What the task asks: Go through the records below line by line. Count the lines with "thumbnails" and give the count alone.

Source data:
★ ★ ★ ★ ★

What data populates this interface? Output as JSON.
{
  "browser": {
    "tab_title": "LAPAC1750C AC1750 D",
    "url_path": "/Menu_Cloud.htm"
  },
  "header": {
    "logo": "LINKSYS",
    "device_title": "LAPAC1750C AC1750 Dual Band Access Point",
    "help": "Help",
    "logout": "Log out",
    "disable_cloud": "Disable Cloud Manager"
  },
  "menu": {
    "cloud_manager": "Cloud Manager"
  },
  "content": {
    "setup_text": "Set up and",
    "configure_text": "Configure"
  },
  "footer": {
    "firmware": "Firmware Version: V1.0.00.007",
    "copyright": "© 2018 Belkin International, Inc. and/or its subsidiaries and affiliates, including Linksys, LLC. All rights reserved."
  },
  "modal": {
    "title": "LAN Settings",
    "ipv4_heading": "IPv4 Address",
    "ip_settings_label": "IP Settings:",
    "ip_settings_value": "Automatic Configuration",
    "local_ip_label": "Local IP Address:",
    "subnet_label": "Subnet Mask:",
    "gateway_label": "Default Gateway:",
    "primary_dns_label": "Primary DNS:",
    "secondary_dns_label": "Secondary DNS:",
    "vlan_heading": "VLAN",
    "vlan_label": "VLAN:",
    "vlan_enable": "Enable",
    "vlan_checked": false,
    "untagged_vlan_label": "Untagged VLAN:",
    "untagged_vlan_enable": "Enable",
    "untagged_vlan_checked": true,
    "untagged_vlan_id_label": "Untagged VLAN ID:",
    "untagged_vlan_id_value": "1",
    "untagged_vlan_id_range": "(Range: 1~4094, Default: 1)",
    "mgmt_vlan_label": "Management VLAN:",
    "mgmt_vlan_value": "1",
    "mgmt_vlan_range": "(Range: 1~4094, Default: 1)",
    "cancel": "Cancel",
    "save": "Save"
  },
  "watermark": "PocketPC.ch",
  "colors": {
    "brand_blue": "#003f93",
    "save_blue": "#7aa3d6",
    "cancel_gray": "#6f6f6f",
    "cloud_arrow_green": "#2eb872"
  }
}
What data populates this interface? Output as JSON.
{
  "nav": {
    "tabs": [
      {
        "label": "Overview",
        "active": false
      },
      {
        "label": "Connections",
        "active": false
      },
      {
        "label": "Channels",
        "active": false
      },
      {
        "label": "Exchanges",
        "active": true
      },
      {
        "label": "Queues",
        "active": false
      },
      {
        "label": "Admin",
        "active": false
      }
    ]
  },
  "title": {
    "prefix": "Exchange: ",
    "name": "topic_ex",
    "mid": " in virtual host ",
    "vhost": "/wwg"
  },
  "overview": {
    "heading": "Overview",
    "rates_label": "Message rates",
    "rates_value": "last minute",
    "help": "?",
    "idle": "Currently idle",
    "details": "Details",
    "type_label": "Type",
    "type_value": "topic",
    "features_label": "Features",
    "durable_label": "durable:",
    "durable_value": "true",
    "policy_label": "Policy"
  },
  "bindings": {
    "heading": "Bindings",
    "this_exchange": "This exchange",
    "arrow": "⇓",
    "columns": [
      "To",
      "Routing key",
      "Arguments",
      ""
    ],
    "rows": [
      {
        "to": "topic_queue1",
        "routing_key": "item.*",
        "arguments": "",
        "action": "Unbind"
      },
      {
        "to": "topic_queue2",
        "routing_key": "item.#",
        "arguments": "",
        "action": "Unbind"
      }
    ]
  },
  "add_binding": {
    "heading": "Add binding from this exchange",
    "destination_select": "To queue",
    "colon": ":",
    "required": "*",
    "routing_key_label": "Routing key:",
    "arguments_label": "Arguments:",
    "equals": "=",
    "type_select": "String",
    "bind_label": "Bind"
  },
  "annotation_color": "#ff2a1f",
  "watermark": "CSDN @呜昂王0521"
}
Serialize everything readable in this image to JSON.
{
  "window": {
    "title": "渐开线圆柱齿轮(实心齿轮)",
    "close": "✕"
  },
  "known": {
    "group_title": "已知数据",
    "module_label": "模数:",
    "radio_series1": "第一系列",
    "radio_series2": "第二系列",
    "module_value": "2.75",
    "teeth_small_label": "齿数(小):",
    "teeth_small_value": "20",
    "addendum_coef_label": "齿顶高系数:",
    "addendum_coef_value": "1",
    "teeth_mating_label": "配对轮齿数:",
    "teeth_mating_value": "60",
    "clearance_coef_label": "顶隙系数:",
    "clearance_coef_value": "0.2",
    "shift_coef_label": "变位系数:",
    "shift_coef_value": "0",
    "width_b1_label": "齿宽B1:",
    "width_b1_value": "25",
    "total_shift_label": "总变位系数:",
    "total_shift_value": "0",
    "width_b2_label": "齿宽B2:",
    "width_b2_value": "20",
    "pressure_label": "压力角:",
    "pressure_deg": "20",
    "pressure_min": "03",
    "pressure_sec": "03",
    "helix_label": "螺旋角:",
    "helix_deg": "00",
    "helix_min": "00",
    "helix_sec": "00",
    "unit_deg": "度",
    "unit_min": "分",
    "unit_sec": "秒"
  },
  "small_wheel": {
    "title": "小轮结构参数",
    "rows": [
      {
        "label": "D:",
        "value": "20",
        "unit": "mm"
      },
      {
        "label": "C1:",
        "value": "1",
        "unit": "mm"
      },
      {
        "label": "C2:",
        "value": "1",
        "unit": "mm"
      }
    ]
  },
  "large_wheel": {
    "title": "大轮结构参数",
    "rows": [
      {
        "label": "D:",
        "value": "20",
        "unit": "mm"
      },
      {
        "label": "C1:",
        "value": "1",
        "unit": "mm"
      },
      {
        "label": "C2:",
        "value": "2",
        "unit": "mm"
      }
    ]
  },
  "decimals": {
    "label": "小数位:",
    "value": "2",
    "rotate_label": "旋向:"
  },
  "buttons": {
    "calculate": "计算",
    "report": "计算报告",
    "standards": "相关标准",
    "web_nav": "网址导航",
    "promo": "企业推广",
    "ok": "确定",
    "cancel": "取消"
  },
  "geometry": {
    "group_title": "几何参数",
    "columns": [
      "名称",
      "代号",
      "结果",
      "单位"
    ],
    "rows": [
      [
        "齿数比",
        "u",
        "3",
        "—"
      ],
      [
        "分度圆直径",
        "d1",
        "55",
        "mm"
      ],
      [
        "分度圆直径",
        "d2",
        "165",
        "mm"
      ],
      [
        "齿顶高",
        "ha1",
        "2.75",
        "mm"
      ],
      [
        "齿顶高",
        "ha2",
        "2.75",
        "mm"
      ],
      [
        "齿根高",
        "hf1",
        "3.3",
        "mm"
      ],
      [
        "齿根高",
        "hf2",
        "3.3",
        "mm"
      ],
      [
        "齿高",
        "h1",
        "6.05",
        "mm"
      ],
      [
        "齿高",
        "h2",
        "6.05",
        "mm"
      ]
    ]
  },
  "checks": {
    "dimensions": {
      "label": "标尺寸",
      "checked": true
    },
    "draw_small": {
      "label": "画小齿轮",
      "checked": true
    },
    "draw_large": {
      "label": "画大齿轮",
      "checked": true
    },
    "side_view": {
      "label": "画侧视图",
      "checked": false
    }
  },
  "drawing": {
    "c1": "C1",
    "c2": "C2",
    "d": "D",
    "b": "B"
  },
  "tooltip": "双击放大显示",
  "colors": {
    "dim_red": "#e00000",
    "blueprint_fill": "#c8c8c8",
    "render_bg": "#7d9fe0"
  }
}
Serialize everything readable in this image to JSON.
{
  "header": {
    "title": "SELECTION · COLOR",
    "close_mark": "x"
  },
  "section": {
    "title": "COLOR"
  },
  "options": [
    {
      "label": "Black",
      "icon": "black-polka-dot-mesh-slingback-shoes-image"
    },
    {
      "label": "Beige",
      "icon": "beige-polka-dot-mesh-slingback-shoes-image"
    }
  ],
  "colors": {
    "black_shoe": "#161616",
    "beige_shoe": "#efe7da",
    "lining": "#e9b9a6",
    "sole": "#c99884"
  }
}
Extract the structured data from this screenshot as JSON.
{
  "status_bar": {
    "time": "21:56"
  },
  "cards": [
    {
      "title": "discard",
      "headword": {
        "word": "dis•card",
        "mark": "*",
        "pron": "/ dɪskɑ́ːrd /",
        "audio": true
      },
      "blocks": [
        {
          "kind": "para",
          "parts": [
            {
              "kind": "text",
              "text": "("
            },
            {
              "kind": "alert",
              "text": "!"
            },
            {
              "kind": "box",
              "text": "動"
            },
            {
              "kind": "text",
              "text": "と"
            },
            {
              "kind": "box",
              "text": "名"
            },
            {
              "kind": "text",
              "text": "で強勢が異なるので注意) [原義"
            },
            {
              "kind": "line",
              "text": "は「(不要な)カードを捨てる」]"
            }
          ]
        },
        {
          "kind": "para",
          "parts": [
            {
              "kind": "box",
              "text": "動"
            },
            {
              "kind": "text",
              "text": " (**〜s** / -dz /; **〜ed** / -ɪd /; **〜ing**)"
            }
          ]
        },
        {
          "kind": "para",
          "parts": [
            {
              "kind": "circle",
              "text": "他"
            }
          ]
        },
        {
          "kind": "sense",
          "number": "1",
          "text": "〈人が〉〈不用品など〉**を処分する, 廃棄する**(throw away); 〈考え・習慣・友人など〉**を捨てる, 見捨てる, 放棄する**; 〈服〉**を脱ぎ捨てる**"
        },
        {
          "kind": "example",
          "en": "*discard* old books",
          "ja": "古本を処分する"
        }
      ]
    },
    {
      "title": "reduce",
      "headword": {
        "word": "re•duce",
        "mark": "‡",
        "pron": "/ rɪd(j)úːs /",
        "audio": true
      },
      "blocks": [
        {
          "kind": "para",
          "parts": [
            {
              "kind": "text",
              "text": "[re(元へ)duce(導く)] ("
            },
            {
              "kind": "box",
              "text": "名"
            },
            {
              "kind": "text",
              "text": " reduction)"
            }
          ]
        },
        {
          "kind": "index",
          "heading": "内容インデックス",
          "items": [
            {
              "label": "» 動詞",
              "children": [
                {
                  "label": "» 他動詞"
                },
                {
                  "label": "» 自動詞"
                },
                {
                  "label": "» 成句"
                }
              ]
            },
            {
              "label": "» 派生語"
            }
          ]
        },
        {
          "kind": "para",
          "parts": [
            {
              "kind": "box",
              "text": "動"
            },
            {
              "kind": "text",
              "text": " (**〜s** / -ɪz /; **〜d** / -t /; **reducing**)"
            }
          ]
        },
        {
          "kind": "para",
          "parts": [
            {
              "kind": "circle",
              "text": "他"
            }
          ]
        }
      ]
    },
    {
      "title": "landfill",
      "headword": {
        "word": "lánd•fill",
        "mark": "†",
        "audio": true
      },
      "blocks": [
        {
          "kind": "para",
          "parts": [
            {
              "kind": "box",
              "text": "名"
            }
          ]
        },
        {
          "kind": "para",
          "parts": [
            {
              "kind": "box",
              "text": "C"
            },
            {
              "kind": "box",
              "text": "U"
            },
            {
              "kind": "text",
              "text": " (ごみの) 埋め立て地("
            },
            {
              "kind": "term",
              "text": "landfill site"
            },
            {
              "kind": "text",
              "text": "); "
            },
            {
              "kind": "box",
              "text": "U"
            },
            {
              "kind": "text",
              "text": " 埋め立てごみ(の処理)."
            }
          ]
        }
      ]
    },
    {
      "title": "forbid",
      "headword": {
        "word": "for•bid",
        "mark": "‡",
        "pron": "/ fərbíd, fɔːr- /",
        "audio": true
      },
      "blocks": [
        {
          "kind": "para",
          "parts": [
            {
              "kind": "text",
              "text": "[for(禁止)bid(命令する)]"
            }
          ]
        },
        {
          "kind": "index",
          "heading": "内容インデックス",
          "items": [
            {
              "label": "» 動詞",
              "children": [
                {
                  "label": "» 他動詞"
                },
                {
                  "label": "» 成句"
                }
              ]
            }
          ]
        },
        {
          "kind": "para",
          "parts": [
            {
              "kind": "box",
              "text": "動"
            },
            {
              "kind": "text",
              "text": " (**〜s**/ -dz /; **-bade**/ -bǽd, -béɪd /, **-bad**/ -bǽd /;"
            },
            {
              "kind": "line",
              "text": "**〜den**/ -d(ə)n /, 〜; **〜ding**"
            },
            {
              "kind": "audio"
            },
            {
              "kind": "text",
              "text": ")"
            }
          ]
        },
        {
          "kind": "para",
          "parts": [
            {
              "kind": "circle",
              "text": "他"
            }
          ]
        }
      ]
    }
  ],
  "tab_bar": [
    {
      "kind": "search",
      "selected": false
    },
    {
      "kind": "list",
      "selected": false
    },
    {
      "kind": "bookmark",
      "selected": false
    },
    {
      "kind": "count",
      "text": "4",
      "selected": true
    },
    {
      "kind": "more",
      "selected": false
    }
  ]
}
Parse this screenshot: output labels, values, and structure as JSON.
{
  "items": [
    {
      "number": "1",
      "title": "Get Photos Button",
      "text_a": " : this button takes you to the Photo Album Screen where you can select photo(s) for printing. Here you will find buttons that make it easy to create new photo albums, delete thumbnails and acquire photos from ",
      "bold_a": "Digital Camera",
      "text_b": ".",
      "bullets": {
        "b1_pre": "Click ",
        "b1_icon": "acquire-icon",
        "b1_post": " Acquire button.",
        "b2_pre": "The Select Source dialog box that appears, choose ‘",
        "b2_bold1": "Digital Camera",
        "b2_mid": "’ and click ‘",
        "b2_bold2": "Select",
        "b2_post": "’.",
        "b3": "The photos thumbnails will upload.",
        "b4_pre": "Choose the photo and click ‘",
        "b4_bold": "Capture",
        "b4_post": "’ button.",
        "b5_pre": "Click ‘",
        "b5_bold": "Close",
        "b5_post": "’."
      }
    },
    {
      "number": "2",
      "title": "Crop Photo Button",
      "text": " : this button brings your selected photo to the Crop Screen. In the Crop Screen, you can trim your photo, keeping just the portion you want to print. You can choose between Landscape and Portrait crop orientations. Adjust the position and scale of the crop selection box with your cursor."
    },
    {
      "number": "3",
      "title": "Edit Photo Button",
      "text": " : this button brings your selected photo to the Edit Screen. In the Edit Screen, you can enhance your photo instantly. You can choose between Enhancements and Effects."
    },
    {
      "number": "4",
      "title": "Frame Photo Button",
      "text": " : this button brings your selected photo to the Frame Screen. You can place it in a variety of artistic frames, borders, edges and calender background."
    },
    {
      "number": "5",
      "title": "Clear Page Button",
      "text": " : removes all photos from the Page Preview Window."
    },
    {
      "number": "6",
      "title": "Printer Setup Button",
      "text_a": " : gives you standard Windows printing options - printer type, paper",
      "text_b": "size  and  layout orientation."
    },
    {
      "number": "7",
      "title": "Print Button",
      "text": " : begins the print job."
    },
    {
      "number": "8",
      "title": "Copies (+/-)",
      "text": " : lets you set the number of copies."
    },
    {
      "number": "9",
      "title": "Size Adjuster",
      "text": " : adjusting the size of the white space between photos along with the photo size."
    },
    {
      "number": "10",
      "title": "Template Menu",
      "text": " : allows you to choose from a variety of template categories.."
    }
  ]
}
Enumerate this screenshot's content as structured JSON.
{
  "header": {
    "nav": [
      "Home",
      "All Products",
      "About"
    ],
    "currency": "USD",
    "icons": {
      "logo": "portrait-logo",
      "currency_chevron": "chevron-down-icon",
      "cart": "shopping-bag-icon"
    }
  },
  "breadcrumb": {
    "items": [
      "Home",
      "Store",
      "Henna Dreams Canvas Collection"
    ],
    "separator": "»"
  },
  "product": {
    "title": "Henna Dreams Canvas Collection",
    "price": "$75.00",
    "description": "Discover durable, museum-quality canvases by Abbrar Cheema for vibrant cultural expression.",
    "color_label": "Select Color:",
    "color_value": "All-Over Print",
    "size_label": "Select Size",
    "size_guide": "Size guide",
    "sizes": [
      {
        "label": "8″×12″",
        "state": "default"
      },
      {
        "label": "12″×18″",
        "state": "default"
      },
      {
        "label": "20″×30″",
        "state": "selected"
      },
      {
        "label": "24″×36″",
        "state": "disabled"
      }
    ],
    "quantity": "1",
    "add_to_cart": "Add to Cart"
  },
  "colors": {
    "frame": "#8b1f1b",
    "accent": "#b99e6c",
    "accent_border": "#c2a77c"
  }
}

★ ★ ★ ★ ★

Solved problem: 2